REQUIREMENTS: From the entries below, copy out every line with "content" in it.

#####

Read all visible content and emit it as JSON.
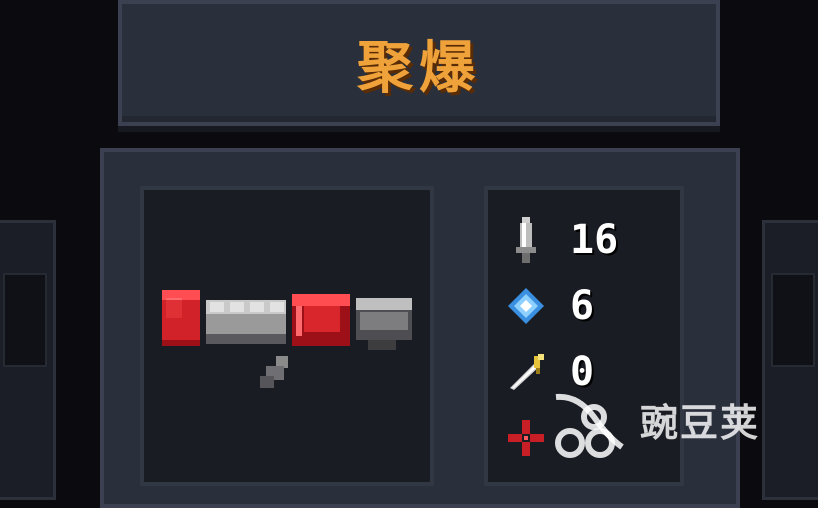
{
  "weapon": {
    "name": "聚爆",
    "name_color": "#f0a23a"
  },
  "stats": [
    {
      "icon": "sword-damage-icon",
      "value": "16"
    },
    {
      "icon": "blue-crystal-energy-icon",
      "value": "6"
    },
    {
      "icon": "critical-dagger-icon",
      "value": "0"
    },
    {
      "icon": "red-crosshair-icon",
      "value": ""
    }
  ],
  "watermark": {
    "logo": "wandoujia-logo",
    "text": "豌豆荚"
  },
  "colors": {
    "panel": "#2a2f3c",
    "inner": "#1a1c24",
    "weapon_red": "#d9262d",
    "weapon_gray": "#9a9a9a"
  }
}
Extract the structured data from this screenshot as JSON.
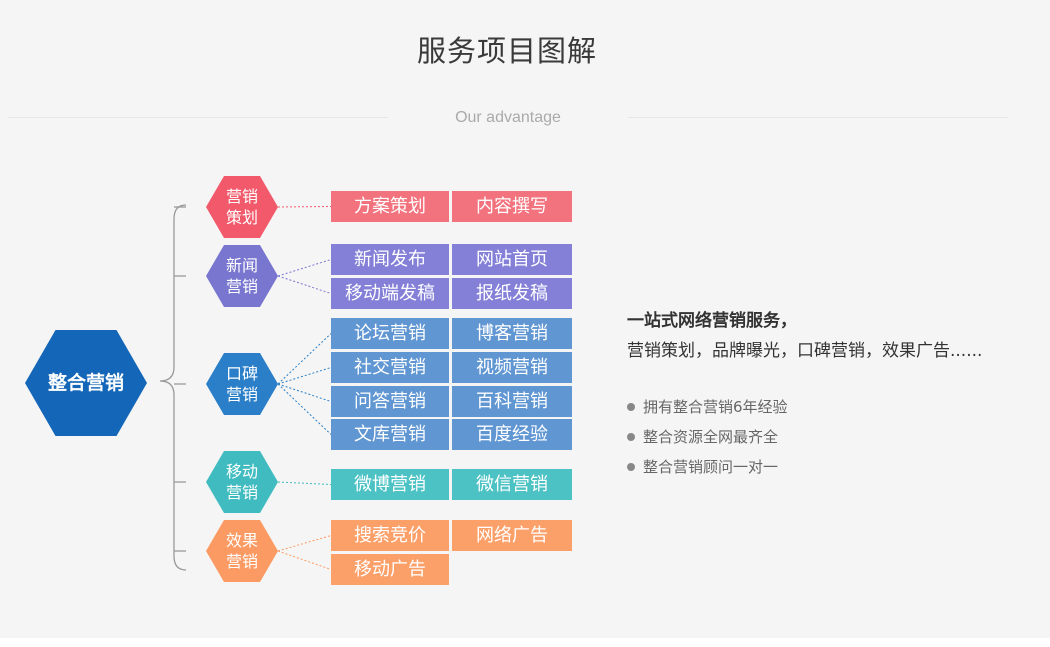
{
  "header": {
    "title": "服务项目图解",
    "subtitle": "Our advantage"
  },
  "diagram": {
    "root": {
      "label": "整合营销",
      "color": "#1467b8"
    },
    "branches": [
      {
        "label": "营销\n策划",
        "color": "#f25a6c",
        "items": [
          {
            "label": "方案策划",
            "color": "#f2727d"
          },
          {
            "label": "内容撰写",
            "color": "#f2727d"
          }
        ]
      },
      {
        "label": "新闻\n营销",
        "color": "#7976d0",
        "items": [
          {
            "label": "新闻发布",
            "color": "#8480d8"
          },
          {
            "label": "网站首页",
            "color": "#8480d8"
          },
          {
            "label": "移动端发稿",
            "color": "#8480d8"
          },
          {
            "label": "报纸发稿",
            "color": "#8480d8"
          }
        ]
      },
      {
        "label": "口碑\n营销",
        "color": "#2a7fc8",
        "items": [
          {
            "label": "论坛营销",
            "color": "#6096d2"
          },
          {
            "label": "博客营销",
            "color": "#6096d2"
          },
          {
            "label": "社交营销",
            "color": "#6096d2"
          },
          {
            "label": "视频营销",
            "color": "#6096d2"
          },
          {
            "label": "问答营销",
            "color": "#6096d2"
          },
          {
            "label": "百科营销",
            "color": "#6096d2"
          },
          {
            "label": "文库营销",
            "color": "#6096d2"
          },
          {
            "label": "百度经验",
            "color": "#6096d2"
          }
        ]
      },
      {
        "label": "移动\n营销",
        "color": "#40bcc0",
        "items": [
          {
            "label": "微博营销",
            "color": "#4cc2c4"
          },
          {
            "label": "微信营销",
            "color": "#4cc2c4"
          }
        ]
      },
      {
        "label": "效果\n营销",
        "color": "#fb9a62",
        "items": [
          {
            "label": "搜索竞价",
            "color": "#fca06a"
          },
          {
            "label": "网络广告",
            "color": "#fca06a"
          },
          {
            "label": "移动广告",
            "color": "#fca06a"
          }
        ]
      }
    ]
  },
  "side": {
    "title": "一站式网络营销服务，",
    "desc": "营销策划，品牌曝光，口碑营销，效果广告......",
    "bullets": [
      "拥有整合营销6年经验",
      "整合资源全网最齐全",
      "整合营销顾问一对一"
    ]
  }
}
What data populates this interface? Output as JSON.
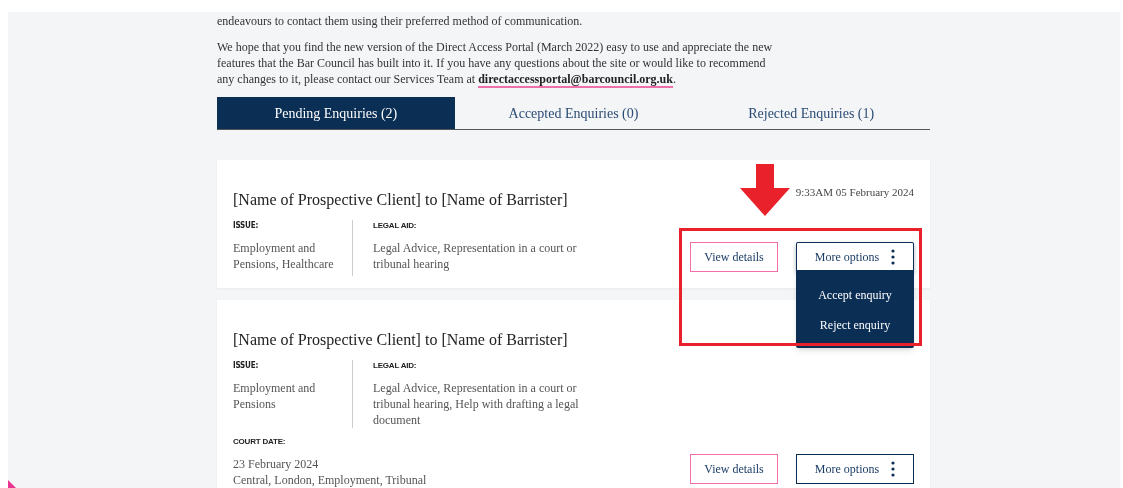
{
  "intro": {
    "lead": "endeavours to contact them using their preferred method of communication.",
    "text_before": "We hope that you find the new version of the Direct Access Portal (March 2022) easy to use and appreciate the new features that the Bar Council has built into it. If you have any questions about the site or would like to recommend any changes to it, please contact our Services Team at ",
    "link": "directaccessportal@barcouncil.org.uk",
    "text_after": "."
  },
  "tabs": [
    {
      "label": "Pending Enquiries (2)",
      "selected": true
    },
    {
      "label": "Accepted Enquiries (0)",
      "selected": false
    },
    {
      "label": "Rejected Enquiries (1)",
      "selected": false
    }
  ],
  "enquiries": [
    {
      "title": "[Name of Prospective Client] to [Name of Barrister]",
      "timestamp": "9:33AM 05 February 2024",
      "issue_label": "ISSUE:",
      "issue": "Employment and Pensions, Healthcare",
      "legal_aid_label": "LEGAL AID:",
      "legal_aid": "Legal Advice, Representation in a court or tribunal hearing",
      "view_button": "View details",
      "options_button": "More options",
      "menu_open": true,
      "menu": [
        "Accept enquiry",
        "Reject enquiry"
      ]
    },
    {
      "title": "[Name of Prospective Client] to [Name of Barrister]",
      "issue_label": "ISSUE:",
      "issue": "Employment and Pensions",
      "legal_aid_label": "LEGAL AID:",
      "legal_aid": "Legal Advice, Representation in a court or tribunal hearing, Help with drafting a legal document",
      "court_date_label": "COURT DATE:",
      "court_date": "23 February 2024",
      "court_location": "Central, London, Employment, Tribunal",
      "view_button": "View details",
      "options_button": "More options",
      "menu_open": false
    }
  ]
}
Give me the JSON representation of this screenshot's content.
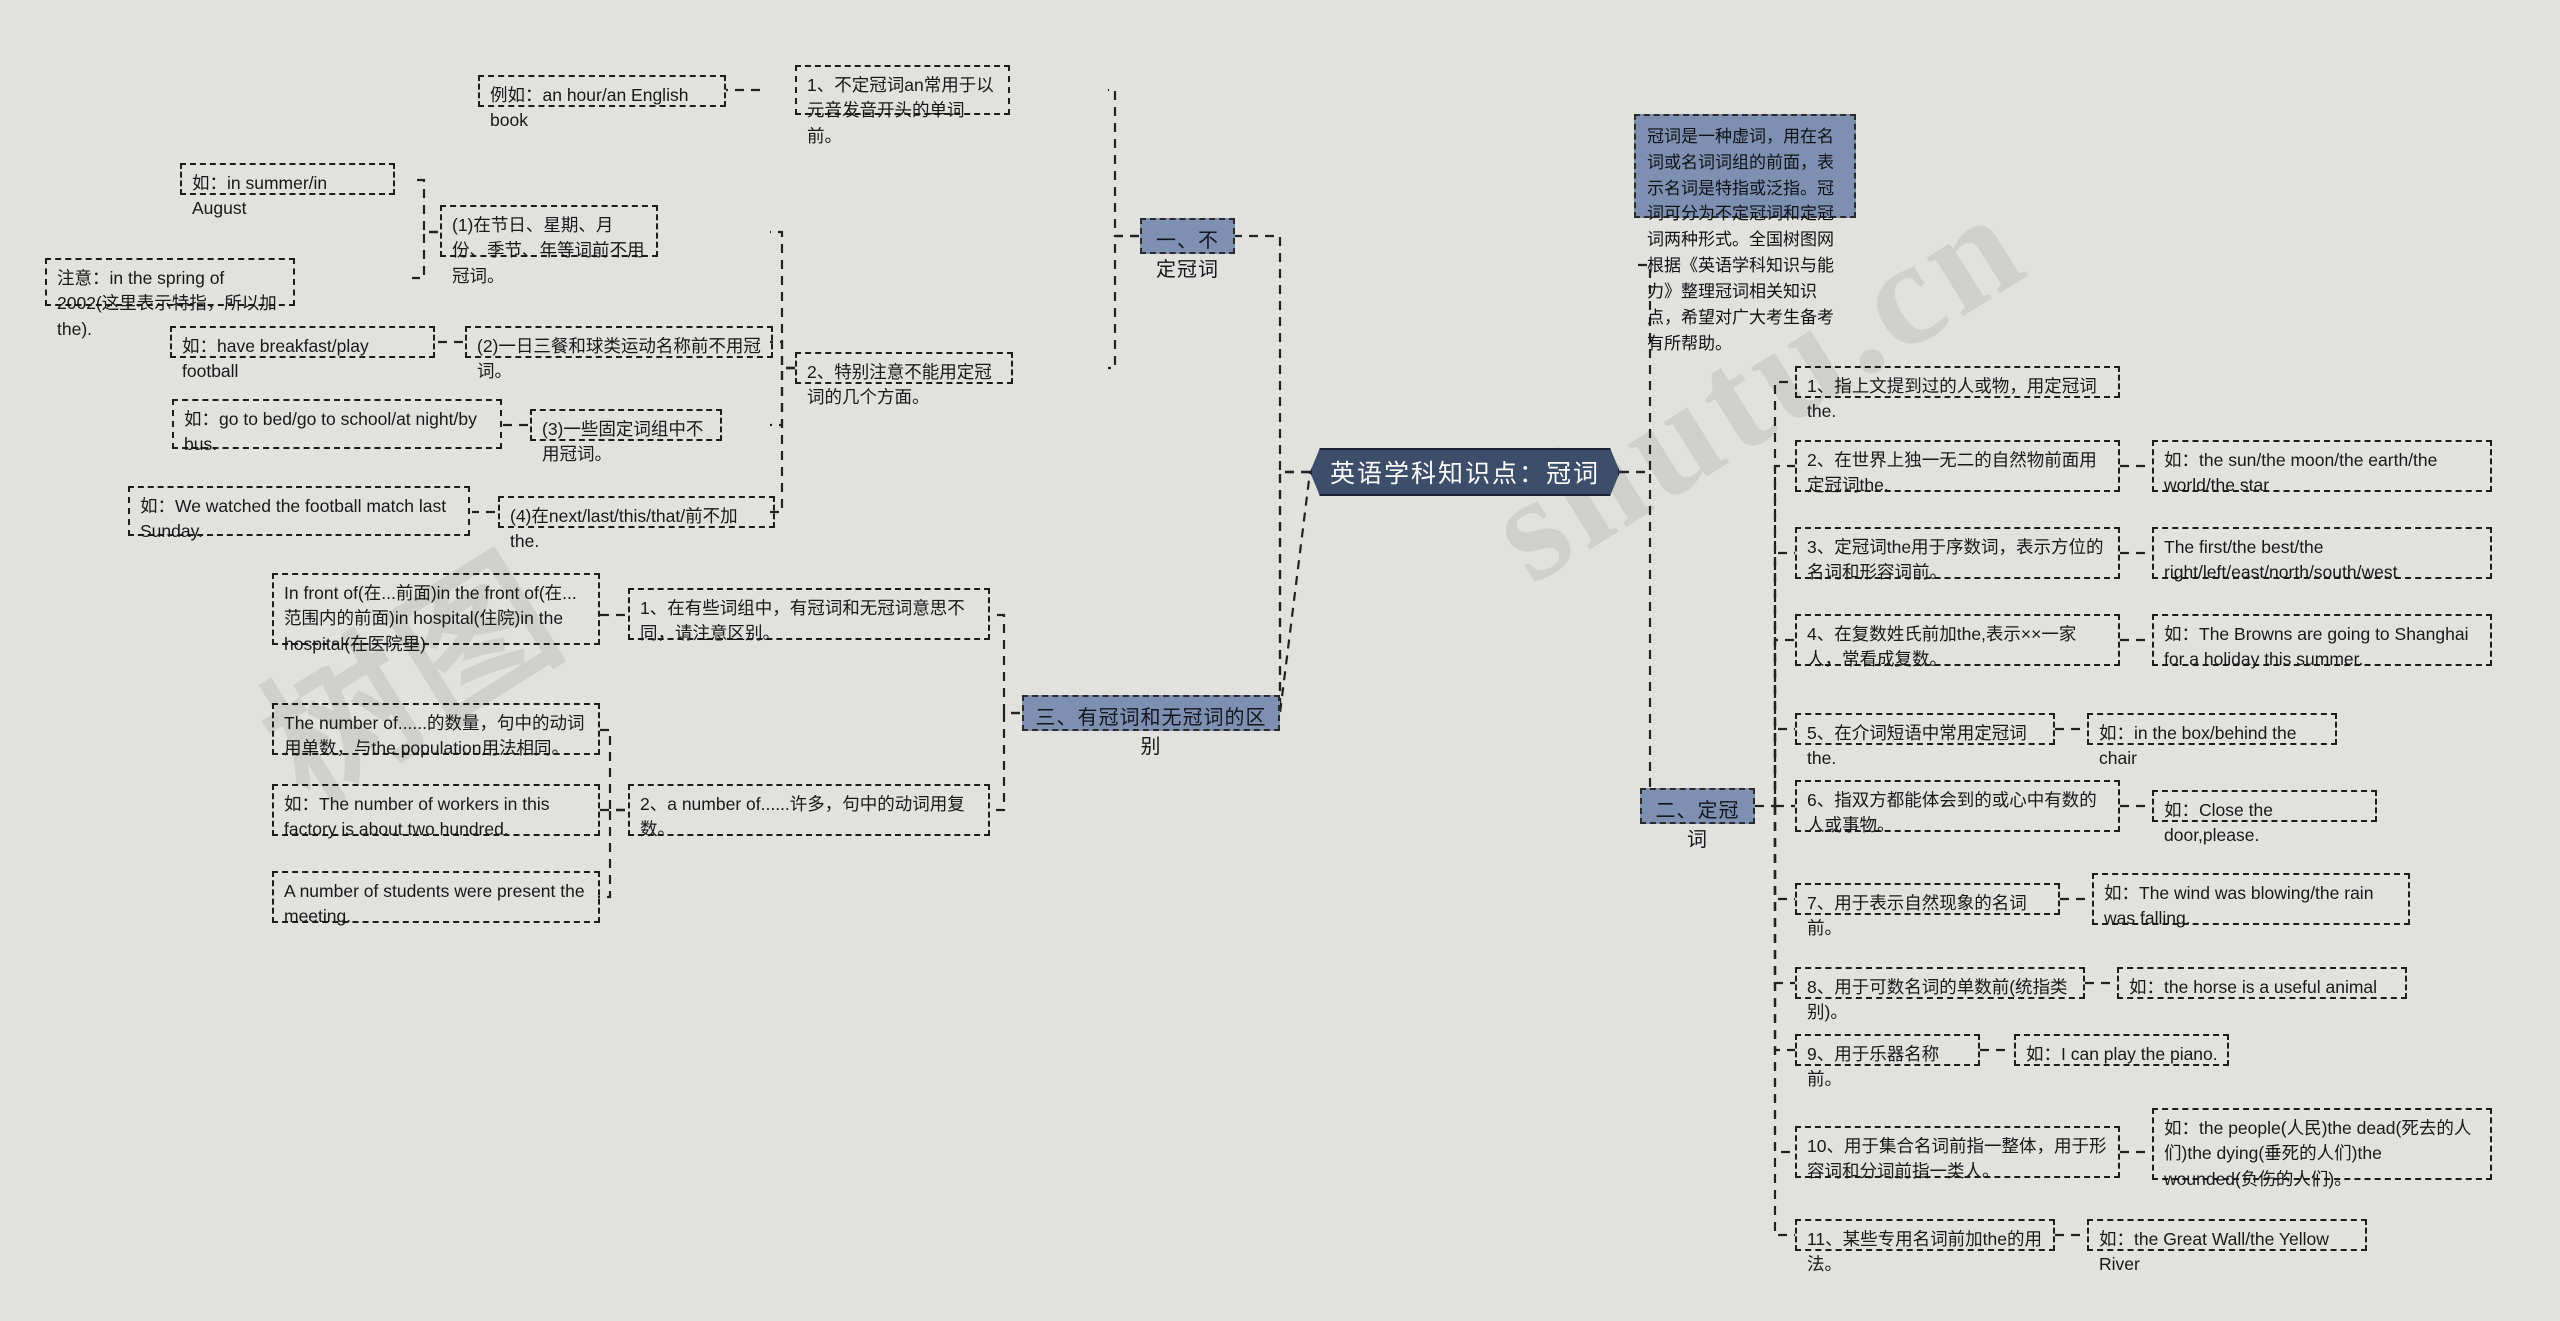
{
  "meta": {
    "background_color": "#e1e2de",
    "accent_color": "#7e90b1",
    "root_color": "#3d4e6b",
    "watermark_left": "树图",
    "watermark_right": "shutu.cn"
  },
  "root": {
    "label": "英语学科知识点：冠词"
  },
  "info_box": {
    "text": "冠词是一种虚词，用在名词或名词词组的前面，表示名词是特指或泛指。冠词可分为不定冠词和定冠词两种形式。全国树图网根据《英语学科知识与能力》整理冠词相关知识点，希望对广大考生备考有所帮助。"
  },
  "branches": [
    {
      "id": "indefinite",
      "label": "一、不定冠词",
      "children": [
        {
          "label": "1、不定冠词an常用于以元音发音开头的单词前。",
          "children": [
            {
              "label": "例如：an hour/an English book"
            }
          ]
        },
        {
          "label": "2、特别注意不能用定冠词的几个方面。",
          "children": [
            {
              "label": "(1)在节日、星期、月份、季节、年等词前不用冠词。",
              "children": [
                {
                  "label": "如：in summer/in August"
                },
                {
                  "label": "注意：in the spring of 2002(这里表示特指，所以加the)."
                }
              ]
            },
            {
              "label": "(2)一日三餐和球类运动名称前不用冠词。",
              "children": [
                {
                  "label": "如：have breakfast/play football"
                }
              ]
            },
            {
              "label": "(3)一些固定词组中不用冠词。",
              "children": [
                {
                  "label": "如：go to bed/go to school/at night/by bus."
                }
              ]
            },
            {
              "label": "(4)在next/last/this/that/前不加the.",
              "children": [
                {
                  "label": "如：We watched the football match last Sunday."
                }
              ]
            }
          ]
        }
      ]
    },
    {
      "id": "definite",
      "label": "二、定冠词",
      "children": [
        {
          "label": "1、指上文提到过的人或物，用定冠词the.",
          "children": []
        },
        {
          "label": "2、在世界上独一无二的自然物前面用定冠词the.",
          "children": [
            {
              "label": "如：the sun/the moon/the earth/the world/the star"
            }
          ]
        },
        {
          "label": "3、定冠词the用于序数词，表示方位的名词和形容词前。",
          "children": [
            {
              "label": "The first/the best/the right/left/east/north/south/west"
            }
          ]
        },
        {
          "label": "4、在复数姓氏前加the,表示××一家人，常看成复数。",
          "children": [
            {
              "label": "如：The Browns are going to Shanghai for a holiday this summer."
            }
          ]
        },
        {
          "label": "5、在介词短语中常用定冠词the.",
          "children": [
            {
              "label": "如：in the box/behind the chair"
            }
          ]
        },
        {
          "label": "6、指双方都能体会到的或心中有数的人或事物。",
          "children": [
            {
              "label": "如：Close the door,please."
            }
          ]
        },
        {
          "label": "7、用于表示自然现象的名词前。",
          "children": [
            {
              "label": "如：The wind was blowing/the rain was falling."
            }
          ]
        },
        {
          "label": "8、用于可数名词的单数前(统指类别)。",
          "children": [
            {
              "label": "如：the horse is a useful animal"
            }
          ]
        },
        {
          "label": "9、用于乐器名称前。",
          "children": [
            {
              "label": "如：I can play the piano."
            }
          ]
        },
        {
          "label": "10、用于集合名词前指一整体，用于形容词和分词前指一类人。",
          "children": [
            {
              "label": "如：the people(人民)the dead(死去的人们)the dying(垂死的人们)the wounded(负伤的人们)。"
            }
          ]
        },
        {
          "label": "11、某些专用名词前加the的用法。",
          "children": [
            {
              "label": "如：the Great Wall/the Yellow River"
            }
          ]
        }
      ]
    },
    {
      "id": "difference",
      "label": "三、有冠词和无冠词的区别",
      "children": [
        {
          "label": "1、在有些词组中，有冠词和无冠词意思不同，请注意区别。",
          "children": [
            {
              "label": "In front of(在...前面)in the front of(在...范围内的前面)in hospital(住院)in the hospital(在医院里)"
            }
          ]
        },
        {
          "label": "2、a number of......许多，句中的动词用复数。",
          "children": [
            {
              "label": "The number of......的数量，句中的动词用单数，与the population用法相同。"
            },
            {
              "label": "如：The number of workers in this factory is about two hundred."
            },
            {
              "label": "A number of students were present the meeting."
            }
          ]
        }
      ]
    }
  ]
}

#####

COMPLETED EXERCISE:
Read all visible content and emit it as JSON.
Give me the JSON representation of this screenshot's content.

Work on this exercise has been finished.